» **EXERCISE DETAILS**: Reproduce the lines from the start of the records through the line that contains "The profiled surface 22 is at (608, 272).", including both ends, and leave the pictures out of your answer.

━━━ RECORDS SUPPLIED ━━━

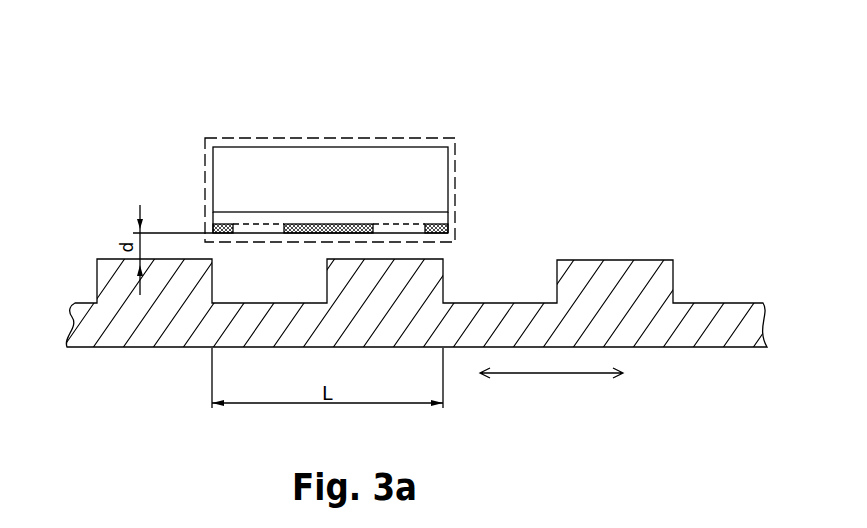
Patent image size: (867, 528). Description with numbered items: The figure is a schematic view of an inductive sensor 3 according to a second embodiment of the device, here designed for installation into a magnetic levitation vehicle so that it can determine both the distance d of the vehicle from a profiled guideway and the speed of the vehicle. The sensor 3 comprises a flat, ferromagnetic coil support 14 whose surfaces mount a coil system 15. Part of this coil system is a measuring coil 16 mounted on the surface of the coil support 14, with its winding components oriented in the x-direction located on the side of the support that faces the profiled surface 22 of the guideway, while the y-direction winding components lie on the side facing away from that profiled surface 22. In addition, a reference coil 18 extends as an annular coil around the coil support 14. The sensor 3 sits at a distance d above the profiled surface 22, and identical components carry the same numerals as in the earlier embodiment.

The sensor 3 is at (455, 138).
The coil support 14 is at (440, 214).
The coil system 15 is at (407, 230).
The measuring coil 16 is at (217, 228).
The reference coil 18 is at (325, 234).
The profiled surface 22 is at (608, 272).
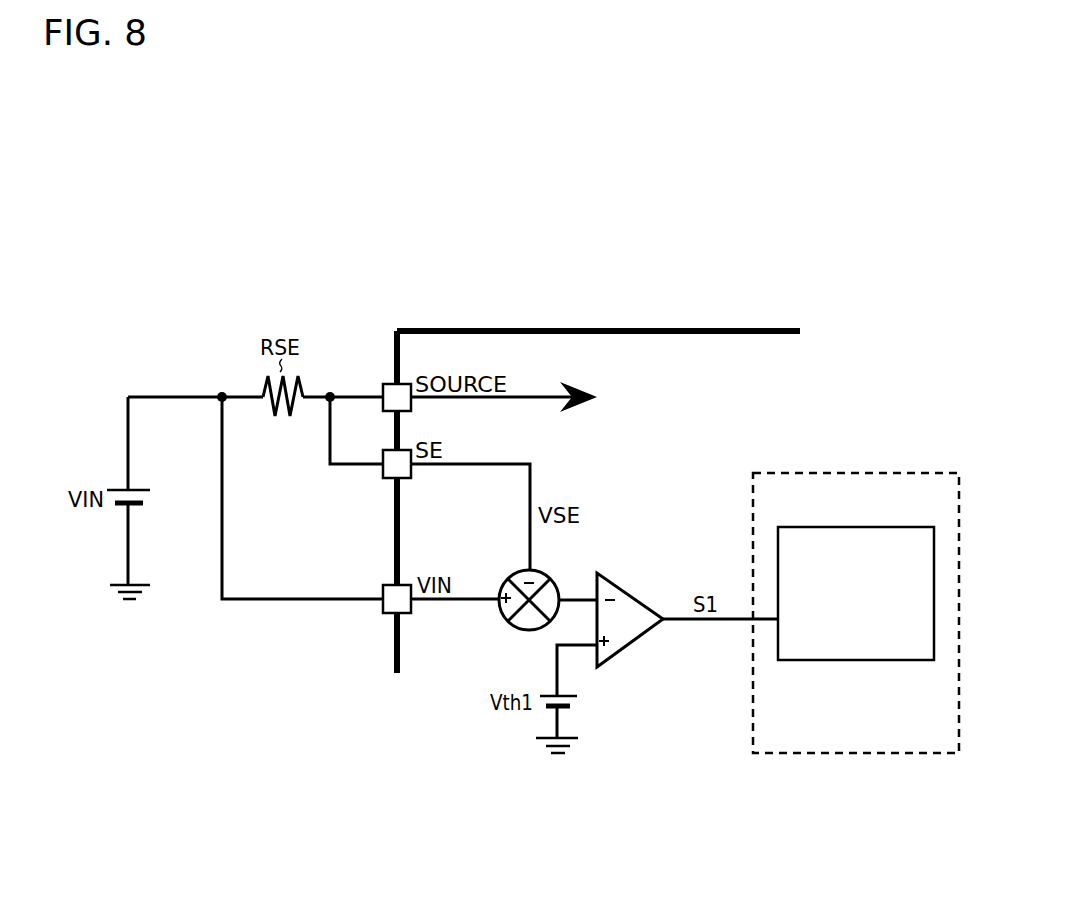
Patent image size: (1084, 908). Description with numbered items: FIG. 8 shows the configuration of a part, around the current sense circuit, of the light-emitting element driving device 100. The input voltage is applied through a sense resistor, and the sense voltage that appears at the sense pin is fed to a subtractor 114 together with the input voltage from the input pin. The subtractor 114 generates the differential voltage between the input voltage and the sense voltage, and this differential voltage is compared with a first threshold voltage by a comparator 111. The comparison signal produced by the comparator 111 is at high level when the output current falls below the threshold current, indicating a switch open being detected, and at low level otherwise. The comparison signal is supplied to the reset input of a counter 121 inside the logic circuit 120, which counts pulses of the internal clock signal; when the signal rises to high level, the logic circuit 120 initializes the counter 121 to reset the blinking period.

The light-emitting element driving device 100 is at (618, 330).
The comparator 111 is at (633, 593).
The subtractor 114 is at (509, 576).
The logic circuit 120 is at (855, 472).
The counter 121 is at (855, 526).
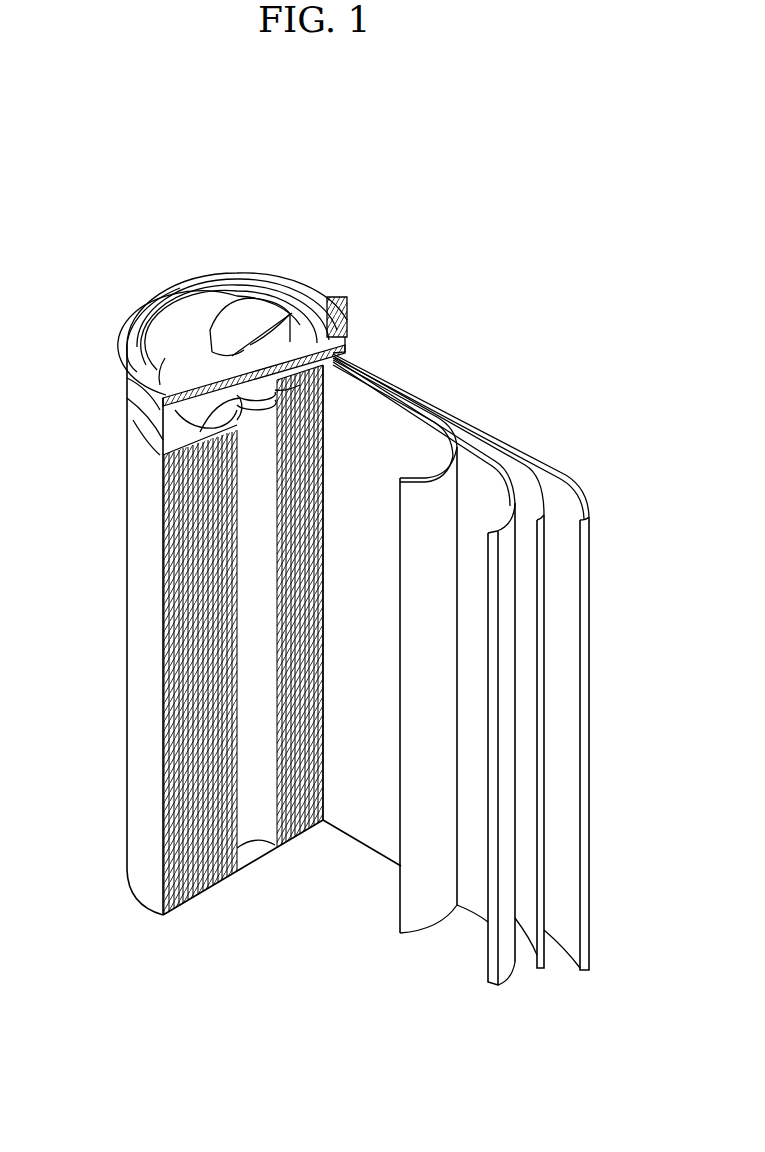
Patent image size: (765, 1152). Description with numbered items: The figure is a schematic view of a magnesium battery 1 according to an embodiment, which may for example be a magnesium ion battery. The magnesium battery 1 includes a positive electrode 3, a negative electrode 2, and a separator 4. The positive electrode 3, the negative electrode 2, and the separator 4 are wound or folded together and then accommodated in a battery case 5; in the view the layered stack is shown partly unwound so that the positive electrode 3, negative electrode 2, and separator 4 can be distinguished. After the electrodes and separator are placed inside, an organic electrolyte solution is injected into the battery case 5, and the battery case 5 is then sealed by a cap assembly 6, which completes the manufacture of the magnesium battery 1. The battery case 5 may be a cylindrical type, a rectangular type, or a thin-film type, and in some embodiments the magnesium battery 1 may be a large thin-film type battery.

━━━

» **TASK ANSWER**:
Patent image size: (867, 528). Description with numbered items: The figure is a schematic view of an inductive sensor 3 according to a second embodiment of the device, here designed for installation into a magnetic levitation vehicle so that it can determine both the distance d of the vehicle from a profiled guideway and the speed of the vehicle. The sensor 3 comprises a flat, ferromagnetic coil support 14 whose surfaces mount a coil system 15. Part of this coil system is a measuring coil 16 mounted on the surface of the coil support 14, with its winding components oriented in the x-direction located on the side of the support that faces the profiled surface 22 of the guideway, while the y-direction winding components lie on the side facing away from that profiled surface 22. In addition, a reference coil 18 extends as an annular coil around the coil support 14. The sensor 3 sits at a distance d above the profiled surface 22, and identical components carry the same numerals as in the earlier embodiment.

The sensor 3 is at (455, 138).
The coil support 14 is at (440, 214).
The coil system 15 is at (407, 230).
The measuring coil 16 is at (217, 228).
The reference coil 18 is at (325, 234).
The profiled surface 22 is at (608, 272).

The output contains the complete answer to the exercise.